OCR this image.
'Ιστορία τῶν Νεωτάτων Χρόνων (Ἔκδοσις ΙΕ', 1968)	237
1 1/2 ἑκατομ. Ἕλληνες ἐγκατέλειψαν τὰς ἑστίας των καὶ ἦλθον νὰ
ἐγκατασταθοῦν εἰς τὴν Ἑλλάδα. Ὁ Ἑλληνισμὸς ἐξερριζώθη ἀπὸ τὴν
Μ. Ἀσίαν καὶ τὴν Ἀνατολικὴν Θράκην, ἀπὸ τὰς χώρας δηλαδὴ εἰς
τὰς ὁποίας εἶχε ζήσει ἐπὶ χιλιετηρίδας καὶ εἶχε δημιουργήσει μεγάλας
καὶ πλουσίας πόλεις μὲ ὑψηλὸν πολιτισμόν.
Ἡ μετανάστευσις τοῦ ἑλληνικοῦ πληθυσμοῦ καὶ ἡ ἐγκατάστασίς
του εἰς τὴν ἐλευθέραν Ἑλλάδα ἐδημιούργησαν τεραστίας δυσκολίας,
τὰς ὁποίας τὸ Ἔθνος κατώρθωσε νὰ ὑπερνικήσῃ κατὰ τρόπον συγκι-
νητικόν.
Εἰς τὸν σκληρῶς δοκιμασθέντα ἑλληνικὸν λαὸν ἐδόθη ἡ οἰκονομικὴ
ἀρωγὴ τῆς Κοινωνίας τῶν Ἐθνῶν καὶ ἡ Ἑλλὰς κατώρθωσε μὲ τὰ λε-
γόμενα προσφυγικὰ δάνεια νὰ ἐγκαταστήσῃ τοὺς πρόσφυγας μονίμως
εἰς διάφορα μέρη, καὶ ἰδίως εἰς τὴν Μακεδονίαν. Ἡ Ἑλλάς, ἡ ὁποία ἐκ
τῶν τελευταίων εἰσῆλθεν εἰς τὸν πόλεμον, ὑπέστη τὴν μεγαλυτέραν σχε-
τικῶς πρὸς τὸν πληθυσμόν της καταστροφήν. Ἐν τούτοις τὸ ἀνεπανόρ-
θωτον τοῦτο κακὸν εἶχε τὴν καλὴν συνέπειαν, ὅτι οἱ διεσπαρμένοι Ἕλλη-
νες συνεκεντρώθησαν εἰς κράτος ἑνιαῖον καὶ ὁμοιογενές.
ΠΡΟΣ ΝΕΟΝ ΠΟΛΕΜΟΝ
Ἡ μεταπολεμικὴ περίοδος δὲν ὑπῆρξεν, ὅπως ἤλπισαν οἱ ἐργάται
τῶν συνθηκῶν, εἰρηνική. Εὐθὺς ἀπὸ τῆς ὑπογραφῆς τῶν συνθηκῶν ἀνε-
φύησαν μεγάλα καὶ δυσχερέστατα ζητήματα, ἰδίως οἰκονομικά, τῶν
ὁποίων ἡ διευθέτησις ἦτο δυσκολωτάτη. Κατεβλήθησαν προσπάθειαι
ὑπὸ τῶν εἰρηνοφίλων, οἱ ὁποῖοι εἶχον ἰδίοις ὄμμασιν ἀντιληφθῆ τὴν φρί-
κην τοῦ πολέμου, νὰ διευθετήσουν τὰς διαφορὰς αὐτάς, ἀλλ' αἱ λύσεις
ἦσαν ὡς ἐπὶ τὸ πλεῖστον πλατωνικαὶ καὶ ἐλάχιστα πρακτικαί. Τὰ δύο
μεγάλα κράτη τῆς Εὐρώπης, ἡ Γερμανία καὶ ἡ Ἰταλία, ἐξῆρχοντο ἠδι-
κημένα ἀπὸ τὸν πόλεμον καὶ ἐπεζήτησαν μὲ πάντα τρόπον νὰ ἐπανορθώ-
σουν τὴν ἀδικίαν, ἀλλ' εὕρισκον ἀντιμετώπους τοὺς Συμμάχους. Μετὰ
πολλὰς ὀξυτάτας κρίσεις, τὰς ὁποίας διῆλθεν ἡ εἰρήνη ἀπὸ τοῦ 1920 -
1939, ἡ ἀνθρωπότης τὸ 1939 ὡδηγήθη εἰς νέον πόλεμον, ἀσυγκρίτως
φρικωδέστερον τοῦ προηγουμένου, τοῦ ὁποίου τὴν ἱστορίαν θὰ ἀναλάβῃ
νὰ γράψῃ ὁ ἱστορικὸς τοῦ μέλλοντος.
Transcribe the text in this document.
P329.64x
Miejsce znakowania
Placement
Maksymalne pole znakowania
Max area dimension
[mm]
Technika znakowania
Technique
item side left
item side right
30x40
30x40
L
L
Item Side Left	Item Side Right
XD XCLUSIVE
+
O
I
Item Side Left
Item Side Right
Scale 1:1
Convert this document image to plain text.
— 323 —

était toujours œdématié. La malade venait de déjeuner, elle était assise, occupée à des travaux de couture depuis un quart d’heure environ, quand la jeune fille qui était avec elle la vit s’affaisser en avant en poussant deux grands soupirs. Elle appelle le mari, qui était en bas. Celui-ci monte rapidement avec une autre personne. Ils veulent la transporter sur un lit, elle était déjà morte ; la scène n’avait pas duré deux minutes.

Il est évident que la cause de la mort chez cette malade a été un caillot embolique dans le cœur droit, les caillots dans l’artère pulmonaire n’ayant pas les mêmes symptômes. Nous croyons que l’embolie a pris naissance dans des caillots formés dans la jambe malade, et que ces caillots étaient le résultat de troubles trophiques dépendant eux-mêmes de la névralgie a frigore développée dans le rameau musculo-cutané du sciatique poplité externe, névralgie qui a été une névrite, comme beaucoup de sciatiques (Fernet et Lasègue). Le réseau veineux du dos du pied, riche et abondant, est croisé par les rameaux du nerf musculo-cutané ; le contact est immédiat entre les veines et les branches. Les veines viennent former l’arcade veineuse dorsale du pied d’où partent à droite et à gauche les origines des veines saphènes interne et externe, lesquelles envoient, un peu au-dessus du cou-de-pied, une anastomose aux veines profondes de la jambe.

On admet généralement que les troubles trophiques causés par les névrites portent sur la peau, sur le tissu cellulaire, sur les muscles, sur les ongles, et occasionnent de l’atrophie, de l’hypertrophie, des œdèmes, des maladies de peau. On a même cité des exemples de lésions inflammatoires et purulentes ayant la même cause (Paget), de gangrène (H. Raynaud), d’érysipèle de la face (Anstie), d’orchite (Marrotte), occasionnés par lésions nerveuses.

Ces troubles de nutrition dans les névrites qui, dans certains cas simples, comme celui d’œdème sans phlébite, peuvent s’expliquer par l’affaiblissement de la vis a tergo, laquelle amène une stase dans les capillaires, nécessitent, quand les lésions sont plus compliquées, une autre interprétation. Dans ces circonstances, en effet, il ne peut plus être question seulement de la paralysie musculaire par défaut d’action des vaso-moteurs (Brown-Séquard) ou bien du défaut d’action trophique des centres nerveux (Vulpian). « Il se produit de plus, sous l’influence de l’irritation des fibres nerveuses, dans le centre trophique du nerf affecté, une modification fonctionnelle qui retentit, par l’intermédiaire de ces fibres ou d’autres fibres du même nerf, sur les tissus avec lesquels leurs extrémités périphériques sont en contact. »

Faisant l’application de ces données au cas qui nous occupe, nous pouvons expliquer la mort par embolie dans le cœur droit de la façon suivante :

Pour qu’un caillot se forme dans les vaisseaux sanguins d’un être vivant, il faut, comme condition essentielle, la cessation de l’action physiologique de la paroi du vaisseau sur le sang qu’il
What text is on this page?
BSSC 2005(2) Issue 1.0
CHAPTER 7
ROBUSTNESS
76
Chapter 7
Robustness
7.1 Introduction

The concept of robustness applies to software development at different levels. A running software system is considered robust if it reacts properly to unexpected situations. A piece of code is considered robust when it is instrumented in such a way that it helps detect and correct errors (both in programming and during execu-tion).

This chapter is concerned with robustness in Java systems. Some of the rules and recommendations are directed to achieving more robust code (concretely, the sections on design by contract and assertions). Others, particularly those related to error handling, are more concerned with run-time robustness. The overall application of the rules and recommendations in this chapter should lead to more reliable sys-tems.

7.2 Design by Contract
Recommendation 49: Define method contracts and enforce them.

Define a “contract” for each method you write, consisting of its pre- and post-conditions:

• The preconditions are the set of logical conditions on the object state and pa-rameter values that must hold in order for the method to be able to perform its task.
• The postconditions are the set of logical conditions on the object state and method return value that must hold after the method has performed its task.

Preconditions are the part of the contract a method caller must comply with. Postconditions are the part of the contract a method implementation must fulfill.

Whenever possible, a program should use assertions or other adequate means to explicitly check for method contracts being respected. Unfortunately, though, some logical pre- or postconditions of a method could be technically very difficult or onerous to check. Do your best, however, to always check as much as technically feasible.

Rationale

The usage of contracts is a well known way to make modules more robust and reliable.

^^^^

Given problem> List the lines of the entries that include "object".

Response to this exercise>
• The preconditions are the set of logical conditions on the object state and pa-rameter values that must hold in order for the method to be able to perform its task.
• The postconditions are the set of logical conditions on the object state and method return value that must hold after the method has performed its task.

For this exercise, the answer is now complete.